----- SUPPLIED RECORDS -----

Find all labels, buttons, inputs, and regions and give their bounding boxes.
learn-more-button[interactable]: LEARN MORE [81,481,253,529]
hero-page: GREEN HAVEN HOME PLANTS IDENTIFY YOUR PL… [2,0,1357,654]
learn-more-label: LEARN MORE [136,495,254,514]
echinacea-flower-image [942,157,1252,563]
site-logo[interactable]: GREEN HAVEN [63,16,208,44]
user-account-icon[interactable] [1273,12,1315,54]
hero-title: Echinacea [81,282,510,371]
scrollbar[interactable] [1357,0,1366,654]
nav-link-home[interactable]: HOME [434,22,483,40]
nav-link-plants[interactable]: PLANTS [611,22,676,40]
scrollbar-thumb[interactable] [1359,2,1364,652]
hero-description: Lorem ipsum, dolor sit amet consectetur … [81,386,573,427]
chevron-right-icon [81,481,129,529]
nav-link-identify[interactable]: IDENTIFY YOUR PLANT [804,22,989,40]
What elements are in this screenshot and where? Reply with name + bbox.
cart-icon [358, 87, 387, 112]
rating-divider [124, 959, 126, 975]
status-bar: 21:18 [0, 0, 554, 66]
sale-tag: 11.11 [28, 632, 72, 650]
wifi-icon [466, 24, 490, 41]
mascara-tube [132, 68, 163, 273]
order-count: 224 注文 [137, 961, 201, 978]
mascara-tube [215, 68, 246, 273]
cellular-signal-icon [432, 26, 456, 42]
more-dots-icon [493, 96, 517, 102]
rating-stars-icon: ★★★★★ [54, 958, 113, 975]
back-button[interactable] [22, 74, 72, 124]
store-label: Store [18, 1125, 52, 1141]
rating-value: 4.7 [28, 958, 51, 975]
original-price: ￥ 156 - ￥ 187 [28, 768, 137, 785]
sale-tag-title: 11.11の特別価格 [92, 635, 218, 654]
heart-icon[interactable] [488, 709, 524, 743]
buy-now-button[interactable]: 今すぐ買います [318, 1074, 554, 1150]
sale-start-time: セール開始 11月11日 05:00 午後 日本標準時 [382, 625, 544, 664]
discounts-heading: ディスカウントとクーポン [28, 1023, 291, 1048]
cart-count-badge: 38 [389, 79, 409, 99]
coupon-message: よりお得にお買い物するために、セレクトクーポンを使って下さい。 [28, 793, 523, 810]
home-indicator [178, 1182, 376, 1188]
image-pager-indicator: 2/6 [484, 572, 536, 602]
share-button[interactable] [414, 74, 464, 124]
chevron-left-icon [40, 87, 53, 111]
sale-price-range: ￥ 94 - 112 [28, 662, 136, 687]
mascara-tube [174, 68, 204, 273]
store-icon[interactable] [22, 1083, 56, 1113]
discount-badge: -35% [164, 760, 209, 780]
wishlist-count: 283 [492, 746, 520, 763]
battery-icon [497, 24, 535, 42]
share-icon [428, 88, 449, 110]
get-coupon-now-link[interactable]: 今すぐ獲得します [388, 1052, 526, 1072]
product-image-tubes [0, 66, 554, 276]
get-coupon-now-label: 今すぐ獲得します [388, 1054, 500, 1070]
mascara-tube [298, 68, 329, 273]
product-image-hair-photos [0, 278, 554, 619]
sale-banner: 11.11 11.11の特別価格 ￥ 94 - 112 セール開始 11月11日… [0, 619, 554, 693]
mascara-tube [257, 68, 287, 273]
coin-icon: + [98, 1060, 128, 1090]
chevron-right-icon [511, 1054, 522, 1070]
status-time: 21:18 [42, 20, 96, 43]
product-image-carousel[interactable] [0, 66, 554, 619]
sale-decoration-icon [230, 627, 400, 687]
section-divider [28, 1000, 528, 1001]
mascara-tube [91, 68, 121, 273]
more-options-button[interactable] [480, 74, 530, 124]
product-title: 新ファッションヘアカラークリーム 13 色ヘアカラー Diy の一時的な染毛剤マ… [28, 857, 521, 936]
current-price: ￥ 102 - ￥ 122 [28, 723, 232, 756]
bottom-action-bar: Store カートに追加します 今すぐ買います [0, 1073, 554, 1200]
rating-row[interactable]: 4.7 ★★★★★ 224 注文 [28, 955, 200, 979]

-----

(WORK TO BE COMPLETED)
Extract the lines of the records from the very first one through the line containing "learn-more-label: LEARN MORE", with both ends included, and reproduce them without any change.

(ANSWER)
Find all labels, buttons, inputs, and regions and give their bounding boxes.
learn-more-button[interactable]: LEARN MORE [81,481,253,529]
hero-page: GREEN HAVEN HOME PLANTS IDENTIFY YOUR PL… [2,0,1357,654]
learn-more-label: LEARN MORE [136,495,254,514]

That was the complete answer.